#### Data listing ####

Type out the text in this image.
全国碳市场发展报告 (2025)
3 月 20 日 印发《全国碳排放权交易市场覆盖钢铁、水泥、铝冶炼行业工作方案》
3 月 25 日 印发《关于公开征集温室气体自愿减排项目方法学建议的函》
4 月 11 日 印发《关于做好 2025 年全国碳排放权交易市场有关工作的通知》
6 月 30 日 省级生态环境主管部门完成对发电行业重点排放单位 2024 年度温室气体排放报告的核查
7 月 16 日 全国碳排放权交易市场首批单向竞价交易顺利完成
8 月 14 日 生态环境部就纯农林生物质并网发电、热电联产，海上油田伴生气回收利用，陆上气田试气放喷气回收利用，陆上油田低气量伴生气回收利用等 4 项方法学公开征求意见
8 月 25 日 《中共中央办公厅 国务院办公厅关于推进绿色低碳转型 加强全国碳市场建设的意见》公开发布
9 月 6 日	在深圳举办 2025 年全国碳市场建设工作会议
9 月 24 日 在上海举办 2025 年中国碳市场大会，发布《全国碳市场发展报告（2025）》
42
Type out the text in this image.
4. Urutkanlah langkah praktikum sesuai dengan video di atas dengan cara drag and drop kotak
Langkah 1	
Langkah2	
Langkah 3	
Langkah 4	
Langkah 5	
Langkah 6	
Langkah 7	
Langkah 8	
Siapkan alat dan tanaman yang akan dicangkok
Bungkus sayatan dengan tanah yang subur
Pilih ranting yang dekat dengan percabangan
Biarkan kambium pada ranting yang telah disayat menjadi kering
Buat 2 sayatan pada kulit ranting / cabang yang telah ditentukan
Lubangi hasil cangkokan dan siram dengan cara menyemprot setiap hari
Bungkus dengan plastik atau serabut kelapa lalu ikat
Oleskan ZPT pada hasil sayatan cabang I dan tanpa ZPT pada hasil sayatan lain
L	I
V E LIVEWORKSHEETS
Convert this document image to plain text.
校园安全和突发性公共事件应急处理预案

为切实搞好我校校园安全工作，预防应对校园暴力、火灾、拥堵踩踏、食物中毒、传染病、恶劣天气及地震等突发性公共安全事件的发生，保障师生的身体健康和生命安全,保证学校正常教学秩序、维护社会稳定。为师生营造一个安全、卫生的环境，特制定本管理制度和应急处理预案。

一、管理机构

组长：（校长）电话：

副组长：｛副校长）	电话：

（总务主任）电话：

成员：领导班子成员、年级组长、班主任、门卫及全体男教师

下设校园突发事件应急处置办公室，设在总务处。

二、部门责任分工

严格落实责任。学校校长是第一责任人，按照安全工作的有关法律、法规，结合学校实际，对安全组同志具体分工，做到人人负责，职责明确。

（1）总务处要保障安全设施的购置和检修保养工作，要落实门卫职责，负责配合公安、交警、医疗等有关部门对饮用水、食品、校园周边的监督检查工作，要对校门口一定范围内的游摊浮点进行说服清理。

####

Return, word for word, each line from the line that contains "Convert this document image to plain text." to the end of the listing above; include both end lines and nothing else.

Convert this document image to plain text.
校园安全和突发性公共事件应急处理预案

为切实搞好我校校园安全工作，预防应对校园暴力、火灾、拥堵踩踏、食物中毒、传染病、恶劣天气及地震等突发性公共安全事件的发生，保障师生的身体健康和生命安全,保证学校正常教学秩序、维护社会稳定。为师生营造一个安全、卫生的环境，特制定本管理制度和应急处理预案。

一、管理机构

组长：（校长）电话：

副组长：｛副校长）	电话：

（总务主任）电话：

成员：领导班子成员、年级组长、班主任、门卫及全体男教师

下设校园突发事件应急处置办公室，设在总务处。

二、部门责任分工

严格落实责任。学校校长是第一责任人，按照安全工作的有关法律、法规，结合学校实际，对安全组同志具体分工，做到人人负责，职责明确。

（1）总务处要保障安全设施的购置和检修保养工作，要落实门卫职责，负责配合公安、交警、医疗等有关部门对饮用水、食品、校园周边的监督检查工作，要对校门口一定范围内的游摊浮点进行说服清理。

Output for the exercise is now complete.